| What you should do |
Pictures stay out of the copy; restate everything else in the material exactly.

* Begin *

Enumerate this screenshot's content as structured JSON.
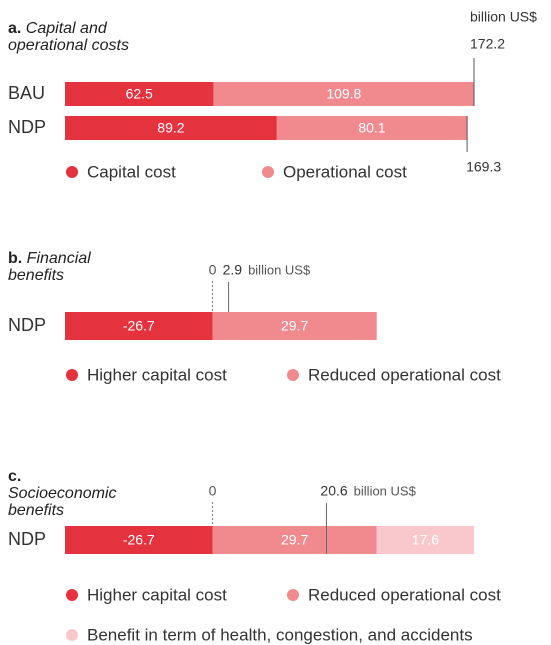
{
  "chart_data": [
    {
      "type": "bar",
      "orientation": "horizontal",
      "stacked": true,
      "label": "a.",
      "title": "Capital and operational costs",
      "unit": "billion US$",
      "categories": [
        "BAU",
        "NDP"
      ],
      "series": [
        {
          "name": "Capital cost",
          "color": "#e5323f",
          "values": [
            62.5,
            89.2
          ]
        },
        {
          "name": "Operational cost",
          "color": "#f08a8e",
          "values": [
            109.8,
            80.1
          ]
        }
      ],
      "totals": [
        172.2,
        169.3
      ],
      "xlim": [
        0,
        172.2
      ]
    },
    {
      "type": "bar",
      "orientation": "horizontal",
      "stacked": true,
      "label": "b.",
      "title": "Financial benefits",
      "unit": "billion US$",
      "categories": [
        "NDP"
      ],
      "series": [
        {
          "name": "Higher capital cost",
          "color": "#e5323f",
          "values": [
            -26.7
          ]
        },
        {
          "name": "Reduced operational cost",
          "color": "#f08a8e",
          "values": [
            29.7
          ]
        }
      ],
      "net": [
        2.9
      ],
      "xlim": [
        -26.7,
        47.3
      ],
      "xticks": [
        0
      ]
    },
    {
      "type": "bar",
      "orientation": "horizontal",
      "stacked": true,
      "label": "c.",
      "title": "Socioeconomic benefits",
      "unit": "billion US$",
      "categories": [
        "NDP"
      ],
      "series": [
        {
          "name": "Higher capital cost",
          "color": "#e5323f",
          "values": [
            -26.7
          ]
        },
        {
          "name": "Reduced operational cost",
          "color": "#f08a8e",
          "values": [
            29.7
          ]
        },
        {
          "name": "Benefit in term of health, congestion, and accidents",
          "color": "#f9c8cc",
          "values": [
            17.6
          ]
        }
      ],
      "net": [
        20.6
      ],
      "xlim": [
        -26.7,
        47.3
      ],
      "xticks": [
        0
      ]
    }
  ]
}
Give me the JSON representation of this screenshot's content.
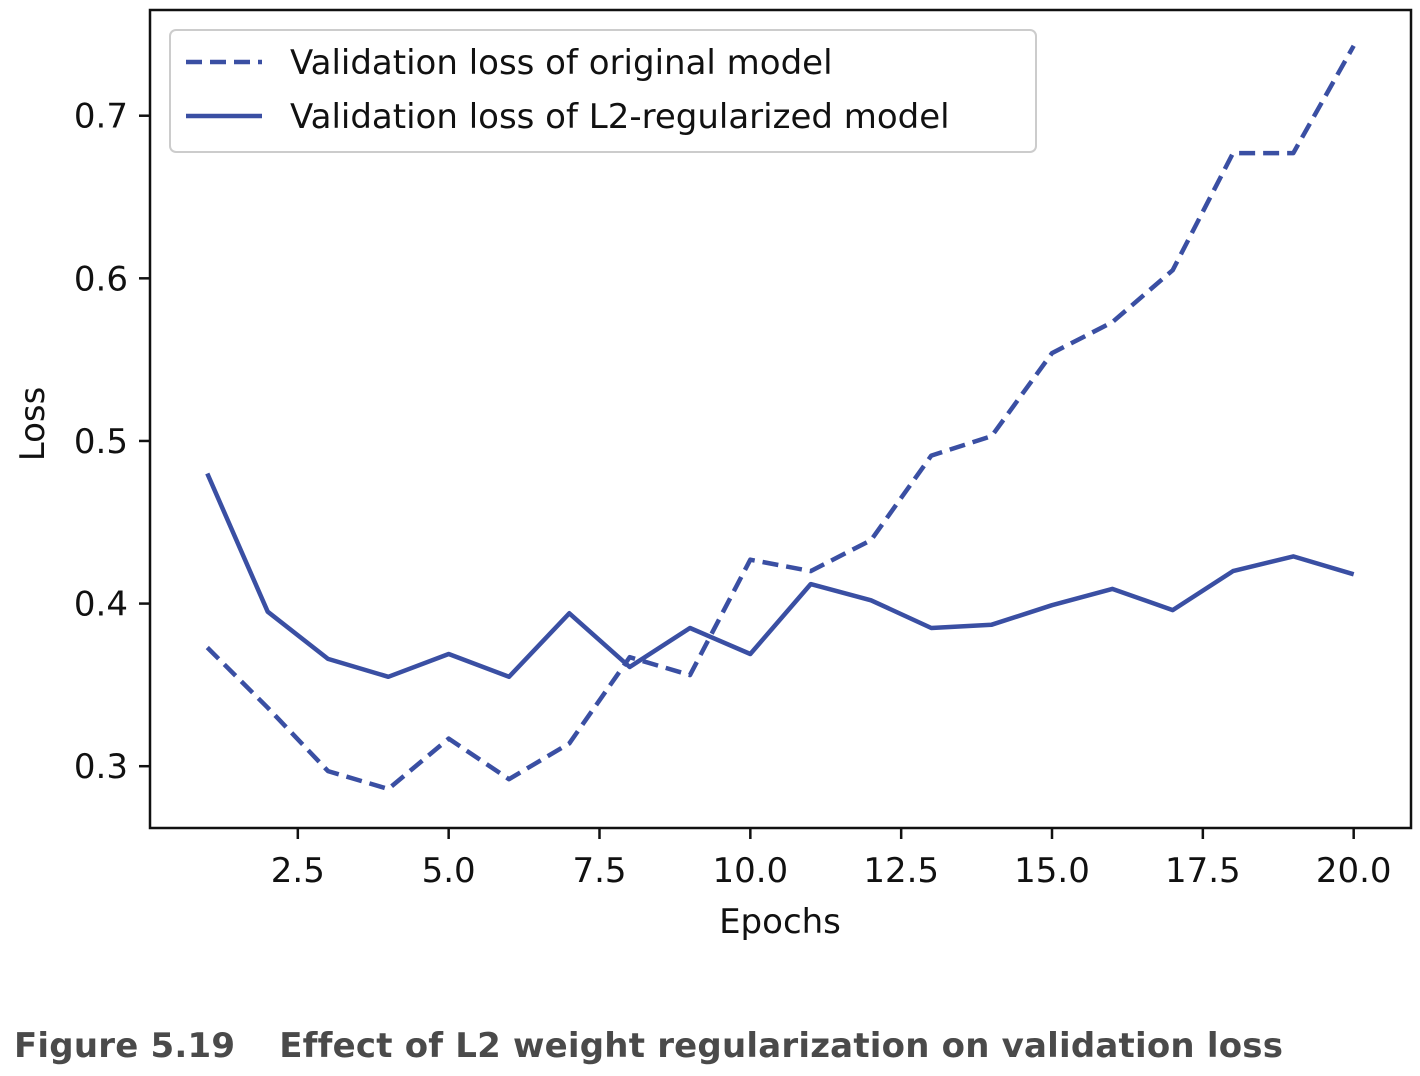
{
  "chart_data": {
    "type": "line",
    "xlabel": "Epochs",
    "ylabel": "Loss",
    "xlim": [
      0.05,
      20.95
    ],
    "ylim": [
      0.262,
      0.765
    ],
    "xticks": [
      "2.5",
      "5.0",
      "7.5",
      "10.0",
      "12.5",
      "15.0",
      "17.5",
      "20.0"
    ],
    "yticks": [
      "0.3",
      "0.4",
      "0.5",
      "0.6",
      "0.7"
    ],
    "legend_position": "top-left",
    "line_color": "#3a4fa3",
    "x": [
      1,
      2,
      3,
      4,
      5,
      6,
      7,
      8,
      9,
      10,
      11,
      12,
      13,
      14,
      15,
      16,
      17,
      18,
      19,
      20
    ],
    "series": [
      {
        "name": "Validation loss of original model",
        "style": "dashed",
        "values": [
          0.373,
          0.336,
          0.297,
          0.286,
          0.317,
          0.292,
          0.314,
          0.367,
          0.356,
          0.427,
          0.42,
          0.439,
          0.491,
          0.503,
          0.554,
          0.573,
          0.605,
          0.677,
          0.677,
          0.743
        ]
      },
      {
        "name": "Validation loss of L2-regularized model",
        "style": "solid",
        "values": [
          0.48,
          0.395,
          0.366,
          0.355,
          0.369,
          0.355,
          0.394,
          0.361,
          0.385,
          0.369,
          0.412,
          0.402,
          0.385,
          0.387,
          0.399,
          0.409,
          0.396,
          0.42,
          0.429,
          0.418
        ]
      }
    ]
  },
  "caption": {
    "number": "Figure 5.19",
    "text": "Effect of L2 weight regularization on validation loss"
  }
}
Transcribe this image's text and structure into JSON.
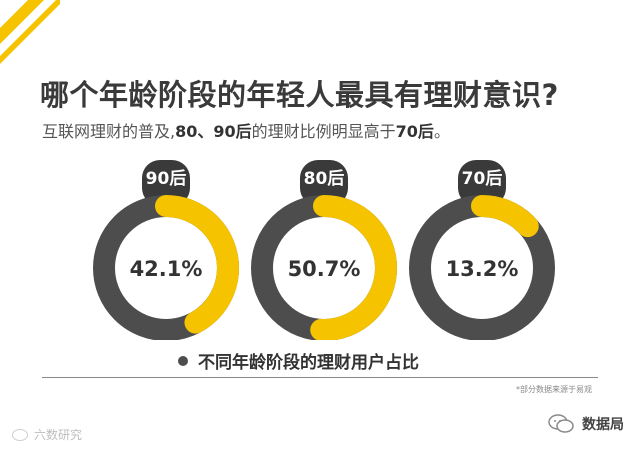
{
  "header": {
    "title": "哪个年龄阶段的年轻人最具有理财意识?",
    "subtitle_parts": [
      {
        "text": "互联网理财的普及,",
        "bold": false
      },
      {
        "text": "80、90后",
        "bold": true
      },
      {
        "text": "的理财比例明显高于",
        "bold": false
      },
      {
        "text": "70后",
        "bold": true
      },
      {
        "text": "。",
        "bold": false
      }
    ]
  },
  "colors": {
    "accent": "#F5C300",
    "ring_dark": "#4D4D4D",
    "badge": "#3A3A3A",
    "text_dark": "#333333"
  },
  "chart_data": {
    "type": "pie",
    "style": "donut",
    "categories": [
      "90后",
      "80后",
      "70后"
    ],
    "values": [
      42.1,
      50.7,
      13.2
    ],
    "value_labels": [
      "42.1%",
      "50.7%",
      "13.2%"
    ],
    "unit": "%",
    "title": "",
    "legend": "不同年龄阶段的理财用户占比"
  },
  "footer": {
    "source_note": "*部分数据来源于易观",
    "watermark_left": "六数研究",
    "account_name": "数据局"
  },
  "icons": {
    "wechat": "wechat-icon",
    "legend_marker": "dot-icon"
  }
}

* End *

| Exercise answer |
Enumerate this screenshot's content as structured JSON.
{
  "chart_data": [
    {
      "type": "bar",
      "orientation": "horizontal",
      "stacked": true,
      "label": "a.",
      "title": "Capital and operational costs",
      "unit": "billion US$",
      "categories": [
        "BAU",
        "NDP"
      ],
      "series": [
        {
          "name": "Capital cost",
          "color": "#e5323f",
          "values": [
            62.5,
            89.2
          ]
        },
        {
          "name": "Operational cost",
          "color": "#f08a8e",
          "values": [
            109.8,
            80.1
          ]
        }
      ],
      "totals": [
        172.2,
        169.3
      ],
      "xlim": [
        0,
        172.2
      ]
    },
    {
      "type": "bar",
      "orientation": "horizontal",
      "stacked": true,
      "label": "b.",
      "title": "Financial benefits",
      "unit": "billion US$",
      "categories": [
        "NDP"
      ],
      "series": [
        {
          "name": "Higher capital cost",
          "color": "#e5323f",
          "values": [
            -26.7
          ]
        },
        {
          "name": "Reduced operational cost",
          "color": "#f08a8e",
          "values": [
            29.7
          ]
        }
      ],
      "net": [
        2.9
      ],
      "xlim": [
        -26.7,
        47.3
      ],
      "xticks": [
        0
      ]
    },
    {
      "type": "bar",
      "orientation": "horizontal",
      "stacked": true,
      "label": "c.",
      "title": "Socioeconomic benefits",
      "unit": "billion US$",
      "categories": [
        "NDP"
      ],
      "series": [
        {
          "name": "Higher capital cost",
          "color": "#e5323f",
          "values": [
            -26.7
          ]
        },
        {
          "name": "Reduced operational cost",
          "color": "#f08a8e",
          "values": [
            29.7
          ]
        },
        {
          "name": "Benefit in term of health, congestion, and accidents",
          "color": "#f9c8cc",
          "values": [
            17.6
          ]
        }
      ],
      "net": [
        20.6
      ],
      "xlim": [
        -26.7,
        47.3
      ],
      "xticks": [
        0
      ]
    }
  ]
}
Give me the JSON representation of this screenshot's content.
{
  "chart_data": {
    "type": "line",
    "xlabel": "Epochs",
    "ylabel": "Loss",
    "xlim": [
      0.05,
      20.95
    ],
    "ylim": [
      0.262,
      0.765
    ],
    "xticks": [
      "2.5",
      "5.0",
      "7.5",
      "10.0",
      "12.5",
      "15.0",
      "17.5",
      "20.0"
    ],
    "yticks": [
      "0.3",
      "0.4",
      "0.5",
      "0.6",
      "0.7"
    ],
    "legend_position": "top-left",
    "line_color": "#3a4fa3",
    "x": [
      1,
      2,
      3,
      4,
      5,
      6,
      7,
      8,
      9,
      10,
      11,
      12,
      13,
      14,
      15,
      16,
      17,
      18,
      19,
      20
    ],
    "series": [
      {
        "name": "Validation loss of original model",
        "style": "dashed",
        "values": [
          0.373,
          0.336,
          0.297,
          0.286,
          0.317,
          0.292,
          0.314,
          0.367,
          0.356,
          0.427,
          0.42,
          0.439,
          0.491,
          0.503,
          0.554,
          0.573,
          0.605,
          0.677,
          0.677,
          0.743
        ]
      },
      {
        "name": "Validation loss of L2-regularized model",
        "style": "solid",
        "values": [
          0.48,
          0.395,
          0.366,
          0.355,
          0.369,
          0.355,
          0.394,
          0.361,
          0.385,
          0.369,
          0.412,
          0.402,
          0.385,
          0.387,
          0.399,
          0.409,
          0.396,
          0.42,
          0.429,
          0.418
        ]
      }
    ]
  },
  "caption": {
    "number": "Figure 5.19",
    "text": "Effect of L2 weight regularization on validation loss"
  }
}
Transcribe this image's text and structure into JSON.
{
  "header": {
    "title": "哪个年龄阶段的年轻人最具有理财意识?",
    "subtitle_parts": [
      {
        "text": "互联网理财的普及,",
        "bold": false
      },
      {
        "text": "80、90后",
        "bold": true
      },
      {
        "text": "的理财比例明显高于",
        "bold": false
      },
      {
        "text": "70后",
        "bold": true
      },
      {
        "text": "。",
        "bold": false
      }
    ]
  },
  "colors": {
    "accent": "#F5C300",
    "ring_dark": "#4D4D4D",
    "badge": "#3A3A3A",
    "text_dark": "#333333"
  },
  "chart_data": {
    "type": "pie",
    "style": "donut",
    "categories": [
      "90后",
      "80后",
      "70后"
    ],
    "values": [
      42.1,
      50.7,
      13.2
    ],
    "value_labels": [
      "42.1%",
      "50.7%",
      "13.2%"
    ],
    "unit": "%",
    "title": "",
    "legend": "不同年龄阶段的理财用户占比"
  },
  "footer": {
    "source_note": "*部分数据来源于易观",
    "watermark_left": "六数研究",
    "account_name": "数据局"
  },
  "icons": {
    "wechat": "wechat-icon",
    "legend_marker": "dot-icon"
  }
}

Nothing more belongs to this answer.